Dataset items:
..............................
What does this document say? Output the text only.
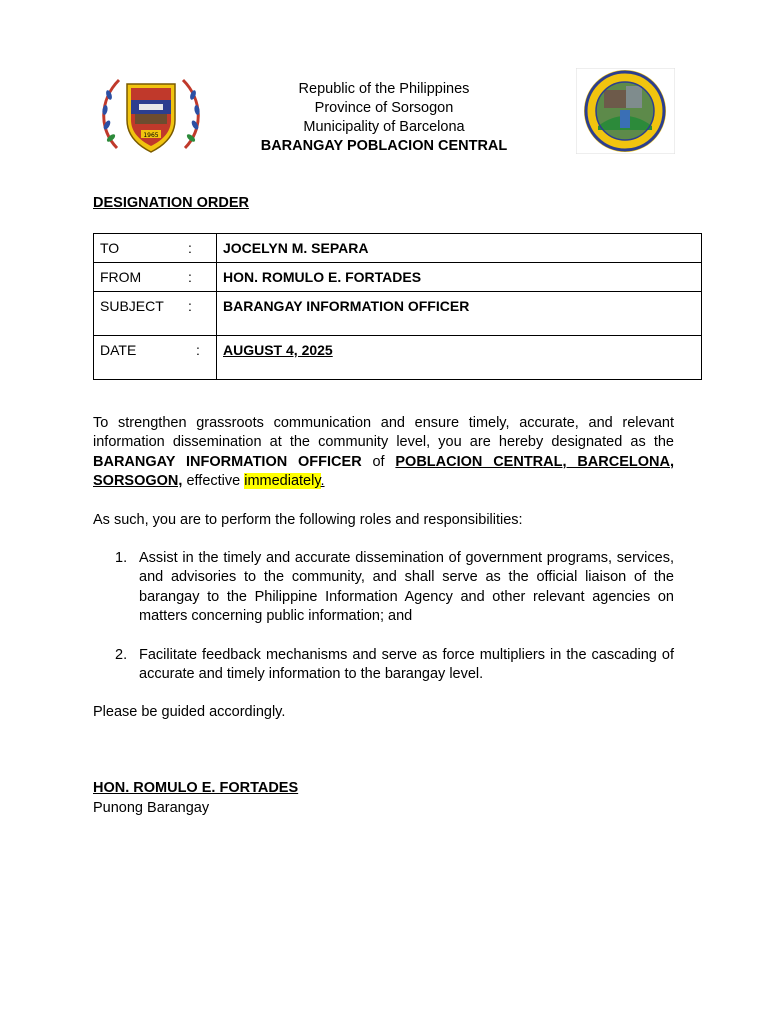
1965
Republic of the Philippines
Province of Sorsogon
Municipality of Barcelona
BARANGAY POBLACION CENTRAL
DESIGNATION ORDER
TO :	JOCELYN M. SEPARA

FROM :	HON. ROMULO E. FORTADES

SUBJECT :	BARANGAY INFORMATION OFFICER

DATE :	AUGUST 4, 2025
To strengthen grassroots communication and ensure timely, accurate, and relevant information dissemination at the community level, you are hereby designated as the BARANGAY INFORMATION OFFICER of POBLACION CENTRAL, BARCELONA, SORSOGON, effective immediately.
As such, you are to perform the following roles and responsibilities:
1. Assist in the timely and accurate dissemination of government programs, services, and advisories to the community, and shall serve as the official liaison of the barangay to the Philippine Information Agency and other relevant agencies on matters concerning public information; and
2. Facilitate feedback mechanisms and serve as force multipliers in the cascading of accurate and timely information to the barangay level.
Please be guided accordingly.
HON. ROMULO E. FORTADES
Punong Barangay
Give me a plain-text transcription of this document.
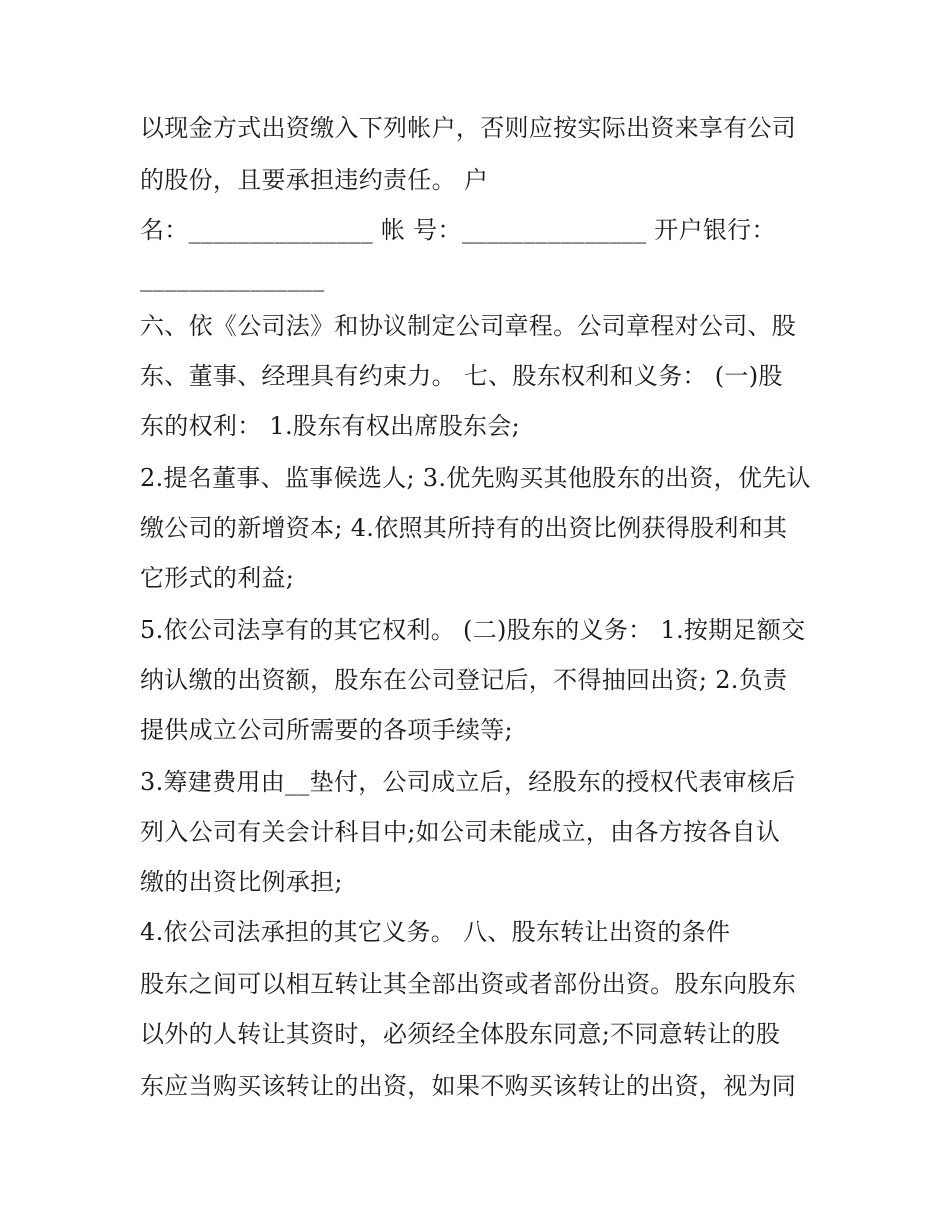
以现金方式出资缴入下列帐户，否则应按实际出资来享有公司
的股份，且要承担违约责任。 户
名：_______________ 帐 号：_______________ 开户银行：
_______________
六、依《公司法》和协议制定公司章程。公司章程对公司、股
东、董事、经理具有约束力。 七、股东权利和义务： (一)股
东的权利： 1.股东有权出席股东会;
2.提名董事、监事候选人; 3.优先购买其他股东的出资，优先认
缴公司的新增资本; 4.依照其所持有的出资比例获得股利和其
它形式的利益;
5.依公司法享有的其它权利。 (二)股东的义务： 1.按期足额交
纳认缴的出资额，股东在公司登记后，不得抽回出资; 2.负责
提供成立公司所需要的各项手续等;
3.筹建费用由__垫付，公司成立后，经股东的授权代表审核后
列入公司有关会计科目中;如公司未能成立，由各方按各自认
缴的出资比例承担;
4.依公司法承担的其它义务。 八、股东转让出资的条件
股东之间可以相互转让其全部出资或者部份出资。股东向股东
以外的人转让其资时，必须经全体股东同意;不同意转让的股
东应当购买该转让的出资，如果不购买该转让的出资，视为同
..............................
**EXERCISE DESCRIPTION:** Omit the pictures and restate the rest of the records verbatim.

**ANSWER TO THIS TASK:**
What does this document say? Output the text only.
1965
Republic of the Philippines
Province of Sorsogon
Municipality of Barcelona
BARANGAY POBLACION CENTRAL
DESIGNATION ORDER
TO :	JOCELYN M. SEPARA

FROM :	HON. ROMULO E. FORTADES

SUBJECT :	BARANGAY INFORMATION OFFICER

DATE :	AUGUST 4, 2025
To strengthen grassroots communication and ensure timely, accurate, and relevant information dissemination at the community level, you are hereby designated as the BARANGAY INFORMATION OFFICER of POBLACION CENTRAL, BARCELONA, SORSOGON, effective immediately.
As such, you are to perform the following roles and responsibilities:
1. Assist in the timely and accurate dissemination of government programs, services, and advisories to the community, and shall serve as the official liaison of the barangay to the Philippine Information Agency and other relevant agencies on matters concerning public information; and
2. Facilitate feedback mechanisms and serve as force multipliers in the cascading of accurate and timely information to the barangay level.
Please be guided accordingly.
HON. ROMULO E. FORTADES
Punong Barangay
Give me a plain-text transcription of this document.
以现金方式出资缴入下列帐户，否则应按实际出资来享有公司
的股份，且要承担违约责任。 户
名：_______________ 帐 号：_______________ 开户银行：
_______________
六、依《公司法》和协议制定公司章程。公司章程对公司、股
东、董事、经理具有约束力。 七、股东权利和义务： (一)股
东的权利： 1.股东有权出席股东会;
2.提名董事、监事候选人; 3.优先购买其他股东的出资，优先认
缴公司的新增资本; 4.依照其所持有的出资比例获得股利和其
它形式的利益;
5.依公司法享有的其它权利。 (二)股东的义务： 1.按期足额交
纳认缴的出资额，股东在公司登记后，不得抽回出资; 2.负责
提供成立公司所需要的各项手续等;
3.筹建费用由__垫付，公司成立后，经股东的授权代表审核后
列入公司有关会计科目中;如公司未能成立，由各方按各自认
缴的出资比例承担;
4.依公司法承担的其它义务。 八、股东转让出资的条件
股东之间可以相互转让其全部出资或者部份出资。股东向股东
以外的人转让其资时，必须经全体股东同意;不同意转让的股
东应当购买该转让的出资，如果不购买该转让的出资，视为同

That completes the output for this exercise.